Text block:
────────────────────────────────────────

Every processor and every device has to be able to communicate within itself and with one another, down to the level of every 0 and 1, but here by communication, I mean external to the device, to another spatially located device. This concerns firstly the output of the processor. The most common communication will be with the screen. This combination of central processor, keyboard and screen is so commonly located together that this is what is usually called the visual display unit, terminal or microcomputer, or PC. However because it is possible to communicate beyond the combination of whatever a local configuration might consist of, communications must take on a specific set of meanings of its own.

There was also a period where the communication was dependant on the provision of the service by a publicly regulated authority so the major decision became one of whether a single land parcel was involved or the transfer of data had to cross land in the ownership of another. So the division wide area network and local area network (WAN and LAN) came to be divided on the basis of this division. Chapter 3 on information economy has elaborated some of the issues involved.

Interestingly the facsimile machine has captured a market niche for communication in which the output is reconverted into paper form at some stage, with the consequent need to reconvert into machine readable either by OCR or rekeying. This gives an idea of the complexity of the comms that this process has achieved such success.

Integrated voice and data networking is still at an early stage as is integrating for example answering machines and electronic mail. The range of possible integration of devices allows us to suggest the following range of useful communication implementations:

Electronic mail is simply the communication of messages to one or many readers over a broad geographical area. I don't intend to provide an introduction to email services or software here[5].
Bulletin Boards are an elaboration of email services such that messages may be posted to a bulletin board so they may be read by a wider range of readers than the list of recipients of email messages. Again I don't intend discussing bulletin boards here.[6]
File transfer is usually the most important component of using a network in information systems design. The basics involve the transmission of a file, either as a simple ASCII flat file, or with complex embedded formatting data (from structured databases to geographic information on spatially related data to desktop publishing formatted text), such that it will appear on the receiving machine exactly as at appeared on the transmitter.
Clearly a reliable way of achieving file transfer is via a frisbeenet (putting data on disk and sending it through the post) or sneakernet (don't even trust the post - carry the disk!), for a fully discussion see Chapter 5.
Terminal emulation or remote login means being able to use one machine as a terminal (i.e. to emulate being a terminal) onto another machine which might physically be located elsewhere in the world.[7]
External database access which needs elaboration: see Chapter 5.

The development of geostationary and sun synchronous satellites has allowed for the movement of information around the world almost instantaneously, or at a specified time, providing us with a communication framework which now covers almost the whole world (though the pricing and charging of satellite transmitted data remains predominantly in the market of a few major players). At the other end of the scale, cellular radio and microwave allow for data to move around an office or building or geographic area below the 10Km scale without any hard wiring. A taxonomy might therefore develop: hard wired or not hard wired; <1km, < 10km, < 100km. I do not know so far of attempts to systematise the design decisions involved in the way that database design has been systematised. However a model which measures distance, time, data type and speed will be elaborated in chapter 5. The hard wired versus not hard wired design will be more a matter of the extent to which the infrastructure is already in place versus whether a greenfield site is being considered. It will also be a matter of the pricing, charging policy of telecommunication providers. (The nature of the technical developments though are likely to transform the competitiveness of the companies involved[8].)

────────────────────────────────────────

Recorded data:
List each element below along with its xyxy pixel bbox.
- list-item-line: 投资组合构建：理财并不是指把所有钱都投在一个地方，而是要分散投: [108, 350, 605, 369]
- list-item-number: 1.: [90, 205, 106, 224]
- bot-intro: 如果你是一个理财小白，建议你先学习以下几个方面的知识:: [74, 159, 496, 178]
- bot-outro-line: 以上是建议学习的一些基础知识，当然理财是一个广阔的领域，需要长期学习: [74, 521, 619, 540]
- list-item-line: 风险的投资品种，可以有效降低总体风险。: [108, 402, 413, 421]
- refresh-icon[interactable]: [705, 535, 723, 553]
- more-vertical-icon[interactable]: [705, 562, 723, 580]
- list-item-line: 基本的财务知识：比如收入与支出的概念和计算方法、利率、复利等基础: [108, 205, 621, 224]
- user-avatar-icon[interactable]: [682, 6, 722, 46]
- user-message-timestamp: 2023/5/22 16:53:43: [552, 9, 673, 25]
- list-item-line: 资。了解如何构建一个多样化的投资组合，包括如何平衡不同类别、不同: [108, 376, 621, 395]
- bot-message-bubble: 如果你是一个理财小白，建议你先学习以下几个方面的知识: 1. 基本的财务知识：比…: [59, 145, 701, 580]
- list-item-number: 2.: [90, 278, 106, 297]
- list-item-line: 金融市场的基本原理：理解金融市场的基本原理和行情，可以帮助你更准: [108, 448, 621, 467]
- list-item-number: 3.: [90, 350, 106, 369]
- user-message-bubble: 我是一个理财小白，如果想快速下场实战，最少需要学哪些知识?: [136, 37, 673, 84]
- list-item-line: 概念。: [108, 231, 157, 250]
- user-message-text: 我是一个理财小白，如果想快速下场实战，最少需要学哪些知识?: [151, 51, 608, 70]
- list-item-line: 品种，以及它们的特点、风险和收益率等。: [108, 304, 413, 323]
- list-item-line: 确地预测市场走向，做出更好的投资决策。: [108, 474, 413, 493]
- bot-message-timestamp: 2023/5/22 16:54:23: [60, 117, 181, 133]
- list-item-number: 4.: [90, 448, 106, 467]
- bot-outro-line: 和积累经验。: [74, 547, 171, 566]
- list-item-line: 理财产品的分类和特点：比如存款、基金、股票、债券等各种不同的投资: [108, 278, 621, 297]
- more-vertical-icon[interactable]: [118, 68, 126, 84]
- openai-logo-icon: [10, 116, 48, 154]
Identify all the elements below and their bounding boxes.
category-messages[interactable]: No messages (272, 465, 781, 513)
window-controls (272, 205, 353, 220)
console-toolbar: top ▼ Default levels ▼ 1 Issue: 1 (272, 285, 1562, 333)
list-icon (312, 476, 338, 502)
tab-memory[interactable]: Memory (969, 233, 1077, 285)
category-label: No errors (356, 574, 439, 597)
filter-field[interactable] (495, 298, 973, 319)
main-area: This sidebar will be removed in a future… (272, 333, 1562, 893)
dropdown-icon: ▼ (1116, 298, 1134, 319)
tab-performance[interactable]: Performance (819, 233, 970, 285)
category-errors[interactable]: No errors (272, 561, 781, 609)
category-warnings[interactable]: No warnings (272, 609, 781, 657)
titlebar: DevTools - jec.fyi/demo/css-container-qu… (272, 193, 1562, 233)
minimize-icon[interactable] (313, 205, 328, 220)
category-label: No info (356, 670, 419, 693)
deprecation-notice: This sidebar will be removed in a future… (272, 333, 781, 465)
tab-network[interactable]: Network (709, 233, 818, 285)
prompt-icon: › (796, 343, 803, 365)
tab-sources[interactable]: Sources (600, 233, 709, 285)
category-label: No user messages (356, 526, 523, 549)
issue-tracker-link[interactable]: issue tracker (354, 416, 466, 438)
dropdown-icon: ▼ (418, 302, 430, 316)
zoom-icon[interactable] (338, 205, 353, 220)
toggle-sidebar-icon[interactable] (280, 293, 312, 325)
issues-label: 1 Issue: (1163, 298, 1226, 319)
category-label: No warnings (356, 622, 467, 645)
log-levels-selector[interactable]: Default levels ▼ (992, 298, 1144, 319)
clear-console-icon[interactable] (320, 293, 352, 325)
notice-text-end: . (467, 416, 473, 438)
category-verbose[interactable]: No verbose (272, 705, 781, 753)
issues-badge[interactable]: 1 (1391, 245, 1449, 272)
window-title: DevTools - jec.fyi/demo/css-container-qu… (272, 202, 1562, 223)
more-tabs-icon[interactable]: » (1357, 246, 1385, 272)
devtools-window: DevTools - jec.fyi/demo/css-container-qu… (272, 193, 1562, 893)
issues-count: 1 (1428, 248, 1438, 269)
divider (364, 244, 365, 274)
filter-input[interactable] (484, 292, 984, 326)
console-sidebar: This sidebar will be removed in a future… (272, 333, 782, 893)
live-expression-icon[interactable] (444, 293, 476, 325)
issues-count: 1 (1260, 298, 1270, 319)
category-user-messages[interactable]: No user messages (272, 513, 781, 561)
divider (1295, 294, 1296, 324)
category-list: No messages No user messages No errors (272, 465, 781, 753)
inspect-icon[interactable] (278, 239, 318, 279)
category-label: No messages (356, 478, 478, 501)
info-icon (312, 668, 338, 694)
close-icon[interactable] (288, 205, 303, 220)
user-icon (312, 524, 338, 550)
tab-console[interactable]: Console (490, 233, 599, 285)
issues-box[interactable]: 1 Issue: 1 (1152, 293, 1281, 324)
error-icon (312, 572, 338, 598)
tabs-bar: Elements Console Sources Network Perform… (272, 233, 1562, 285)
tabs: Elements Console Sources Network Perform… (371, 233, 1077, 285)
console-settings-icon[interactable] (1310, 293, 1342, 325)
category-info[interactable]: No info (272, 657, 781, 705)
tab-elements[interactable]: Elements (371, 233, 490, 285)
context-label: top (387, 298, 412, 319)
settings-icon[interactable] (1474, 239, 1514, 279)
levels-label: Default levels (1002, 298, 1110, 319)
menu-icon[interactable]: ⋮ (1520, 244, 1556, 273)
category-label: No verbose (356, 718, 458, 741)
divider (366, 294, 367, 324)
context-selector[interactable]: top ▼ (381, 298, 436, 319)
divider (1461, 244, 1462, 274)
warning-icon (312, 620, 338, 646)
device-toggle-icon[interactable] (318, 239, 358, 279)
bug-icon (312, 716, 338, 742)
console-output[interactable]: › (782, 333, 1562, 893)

────────────────────────────────────────

What is needed:
Write out the data communication text from "Electronic mail is" to "on the transmitter.", swapping "readers" for "users".

Written solution:
Electronic mail is simply the communication of messages to one or many users over a broad geographical area. I don't intend to provide an introduction to email services or software here[5].
Bulletin Boards are an elaboration of email services such that messages may be posted to a bulletin board so they may be read by a wider range of users than the list of recipients of email messages. Again I don't intend discussing bulletin boards here.[6]
File transfer is usually the most important component of using a network in information systems design. The basics involve the transmission of a file, either as a simple ASCII flat file, or with complex embedded formatting data (from structured databases to geographic information on spatially related data to desktop publishing formatted text), such that it will appear on the receiving machine exactly as at appeared on the transmitter.